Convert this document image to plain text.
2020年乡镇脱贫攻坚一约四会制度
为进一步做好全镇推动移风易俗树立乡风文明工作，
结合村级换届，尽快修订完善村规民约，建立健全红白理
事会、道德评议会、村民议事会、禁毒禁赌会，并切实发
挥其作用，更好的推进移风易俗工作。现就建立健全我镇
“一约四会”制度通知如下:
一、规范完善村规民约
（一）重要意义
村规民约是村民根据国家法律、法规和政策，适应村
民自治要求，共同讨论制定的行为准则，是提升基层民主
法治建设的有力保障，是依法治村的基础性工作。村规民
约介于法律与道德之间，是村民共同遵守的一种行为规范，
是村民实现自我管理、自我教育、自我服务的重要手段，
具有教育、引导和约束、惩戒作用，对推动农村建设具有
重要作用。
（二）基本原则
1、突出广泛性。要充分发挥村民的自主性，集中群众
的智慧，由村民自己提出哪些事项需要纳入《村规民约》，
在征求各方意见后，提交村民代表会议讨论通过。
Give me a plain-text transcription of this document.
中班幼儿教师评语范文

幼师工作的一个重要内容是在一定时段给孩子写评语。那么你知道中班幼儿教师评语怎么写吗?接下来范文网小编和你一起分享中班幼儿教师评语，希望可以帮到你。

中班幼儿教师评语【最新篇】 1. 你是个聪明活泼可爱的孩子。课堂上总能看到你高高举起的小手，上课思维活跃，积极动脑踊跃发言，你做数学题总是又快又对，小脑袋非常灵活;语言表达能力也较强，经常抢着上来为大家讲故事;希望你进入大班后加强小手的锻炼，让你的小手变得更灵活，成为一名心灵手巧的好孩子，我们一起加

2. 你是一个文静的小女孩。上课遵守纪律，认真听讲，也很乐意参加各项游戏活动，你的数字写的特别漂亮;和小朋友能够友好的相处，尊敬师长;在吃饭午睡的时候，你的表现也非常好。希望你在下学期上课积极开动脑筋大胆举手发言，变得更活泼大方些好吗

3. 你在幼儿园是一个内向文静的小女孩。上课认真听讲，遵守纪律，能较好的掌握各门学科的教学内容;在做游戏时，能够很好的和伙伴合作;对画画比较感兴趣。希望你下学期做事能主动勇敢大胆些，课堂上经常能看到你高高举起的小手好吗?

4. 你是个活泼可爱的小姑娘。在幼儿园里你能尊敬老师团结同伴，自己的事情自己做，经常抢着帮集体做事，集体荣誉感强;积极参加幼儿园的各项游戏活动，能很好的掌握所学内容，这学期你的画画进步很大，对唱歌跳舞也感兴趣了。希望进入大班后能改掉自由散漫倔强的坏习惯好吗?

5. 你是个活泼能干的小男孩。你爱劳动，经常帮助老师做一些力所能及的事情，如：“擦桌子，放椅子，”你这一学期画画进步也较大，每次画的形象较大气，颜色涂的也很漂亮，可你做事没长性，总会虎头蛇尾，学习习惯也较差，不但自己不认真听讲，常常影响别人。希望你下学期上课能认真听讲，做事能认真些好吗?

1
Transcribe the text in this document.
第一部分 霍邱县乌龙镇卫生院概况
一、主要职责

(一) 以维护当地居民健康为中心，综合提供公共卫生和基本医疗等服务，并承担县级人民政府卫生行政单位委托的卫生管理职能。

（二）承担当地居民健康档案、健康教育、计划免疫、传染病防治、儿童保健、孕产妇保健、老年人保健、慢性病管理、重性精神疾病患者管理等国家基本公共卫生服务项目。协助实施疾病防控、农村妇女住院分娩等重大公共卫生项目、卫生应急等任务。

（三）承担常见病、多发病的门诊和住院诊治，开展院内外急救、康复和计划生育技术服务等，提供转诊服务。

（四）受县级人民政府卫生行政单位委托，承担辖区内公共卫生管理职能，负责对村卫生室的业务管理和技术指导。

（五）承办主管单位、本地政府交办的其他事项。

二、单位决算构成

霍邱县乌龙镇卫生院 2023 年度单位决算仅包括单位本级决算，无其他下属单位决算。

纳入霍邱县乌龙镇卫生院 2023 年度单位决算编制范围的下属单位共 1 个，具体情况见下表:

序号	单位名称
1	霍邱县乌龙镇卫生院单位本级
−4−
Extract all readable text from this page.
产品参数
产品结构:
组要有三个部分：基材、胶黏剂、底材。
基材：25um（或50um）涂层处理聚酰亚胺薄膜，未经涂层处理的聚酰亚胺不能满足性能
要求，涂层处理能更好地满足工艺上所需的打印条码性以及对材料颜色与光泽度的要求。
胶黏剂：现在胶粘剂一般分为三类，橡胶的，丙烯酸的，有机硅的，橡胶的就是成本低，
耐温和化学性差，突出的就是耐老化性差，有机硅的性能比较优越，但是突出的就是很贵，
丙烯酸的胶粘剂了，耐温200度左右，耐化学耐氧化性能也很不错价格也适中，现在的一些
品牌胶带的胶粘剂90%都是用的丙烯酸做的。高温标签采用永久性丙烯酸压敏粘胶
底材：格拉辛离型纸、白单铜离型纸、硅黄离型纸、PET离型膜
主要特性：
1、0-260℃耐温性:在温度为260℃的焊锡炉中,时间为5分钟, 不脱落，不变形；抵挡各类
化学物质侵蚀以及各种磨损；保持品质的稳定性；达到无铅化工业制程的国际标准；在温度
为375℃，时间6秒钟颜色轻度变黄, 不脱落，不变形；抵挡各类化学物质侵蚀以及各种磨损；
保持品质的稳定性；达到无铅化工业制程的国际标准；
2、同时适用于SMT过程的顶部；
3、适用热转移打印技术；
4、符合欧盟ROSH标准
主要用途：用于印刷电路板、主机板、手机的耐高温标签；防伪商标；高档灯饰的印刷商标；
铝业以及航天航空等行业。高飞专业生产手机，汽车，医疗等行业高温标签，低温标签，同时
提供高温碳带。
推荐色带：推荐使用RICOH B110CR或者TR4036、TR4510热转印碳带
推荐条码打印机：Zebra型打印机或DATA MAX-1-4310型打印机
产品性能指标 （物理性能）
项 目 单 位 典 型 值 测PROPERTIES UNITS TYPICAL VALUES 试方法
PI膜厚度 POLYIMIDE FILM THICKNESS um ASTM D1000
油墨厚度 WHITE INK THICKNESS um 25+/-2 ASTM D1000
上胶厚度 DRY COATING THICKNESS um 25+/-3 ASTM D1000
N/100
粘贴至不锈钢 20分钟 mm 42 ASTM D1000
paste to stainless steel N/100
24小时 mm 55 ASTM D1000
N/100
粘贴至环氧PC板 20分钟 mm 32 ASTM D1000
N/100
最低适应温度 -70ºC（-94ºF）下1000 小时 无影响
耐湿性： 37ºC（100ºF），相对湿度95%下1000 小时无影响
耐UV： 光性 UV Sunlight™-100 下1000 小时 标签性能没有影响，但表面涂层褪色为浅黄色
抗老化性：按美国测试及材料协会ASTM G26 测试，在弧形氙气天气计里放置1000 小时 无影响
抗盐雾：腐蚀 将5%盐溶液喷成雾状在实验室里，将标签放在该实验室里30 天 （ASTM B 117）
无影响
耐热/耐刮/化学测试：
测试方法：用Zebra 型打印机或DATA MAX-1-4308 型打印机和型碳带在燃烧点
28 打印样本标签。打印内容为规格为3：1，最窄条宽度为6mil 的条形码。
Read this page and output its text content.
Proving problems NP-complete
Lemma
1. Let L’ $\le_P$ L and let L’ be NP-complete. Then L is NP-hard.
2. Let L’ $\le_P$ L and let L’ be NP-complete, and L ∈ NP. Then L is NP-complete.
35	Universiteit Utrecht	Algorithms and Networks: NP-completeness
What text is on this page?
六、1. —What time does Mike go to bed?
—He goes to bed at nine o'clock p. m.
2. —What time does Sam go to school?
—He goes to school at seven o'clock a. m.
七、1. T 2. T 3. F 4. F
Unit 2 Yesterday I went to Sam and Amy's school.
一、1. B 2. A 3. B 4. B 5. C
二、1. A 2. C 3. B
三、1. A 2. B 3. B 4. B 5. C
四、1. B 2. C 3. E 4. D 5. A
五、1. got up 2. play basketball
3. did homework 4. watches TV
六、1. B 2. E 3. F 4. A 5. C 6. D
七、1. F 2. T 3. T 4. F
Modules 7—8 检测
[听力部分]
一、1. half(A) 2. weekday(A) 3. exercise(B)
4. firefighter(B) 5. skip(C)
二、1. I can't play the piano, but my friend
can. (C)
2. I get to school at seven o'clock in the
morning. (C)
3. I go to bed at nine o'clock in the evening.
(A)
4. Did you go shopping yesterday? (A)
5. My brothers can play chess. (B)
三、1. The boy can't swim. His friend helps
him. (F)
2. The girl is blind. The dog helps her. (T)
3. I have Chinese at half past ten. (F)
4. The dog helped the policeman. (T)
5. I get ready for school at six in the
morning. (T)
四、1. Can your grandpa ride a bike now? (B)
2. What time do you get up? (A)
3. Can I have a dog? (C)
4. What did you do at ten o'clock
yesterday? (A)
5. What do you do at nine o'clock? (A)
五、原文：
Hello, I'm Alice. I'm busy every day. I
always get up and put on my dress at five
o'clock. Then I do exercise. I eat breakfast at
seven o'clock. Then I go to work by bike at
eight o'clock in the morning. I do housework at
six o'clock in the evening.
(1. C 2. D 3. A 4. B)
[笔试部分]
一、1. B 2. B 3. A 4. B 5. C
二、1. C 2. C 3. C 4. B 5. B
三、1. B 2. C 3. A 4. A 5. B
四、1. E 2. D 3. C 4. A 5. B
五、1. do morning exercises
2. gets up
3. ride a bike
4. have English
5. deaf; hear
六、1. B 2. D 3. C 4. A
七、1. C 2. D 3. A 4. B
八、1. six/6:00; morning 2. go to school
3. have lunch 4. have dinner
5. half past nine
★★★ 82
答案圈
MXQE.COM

= = =

* **Goal of the exercise**: Which lines of the data include "What"? Copy each of them.

* **Complete answer**:
What text is on this page?
六、1. —What time does Mike go to bed?
2. —What time does Sam go to school?
2. What time do you get up? (A)
4. What did you do at ten o'clock
5. What do you do at nine o'clock? (A)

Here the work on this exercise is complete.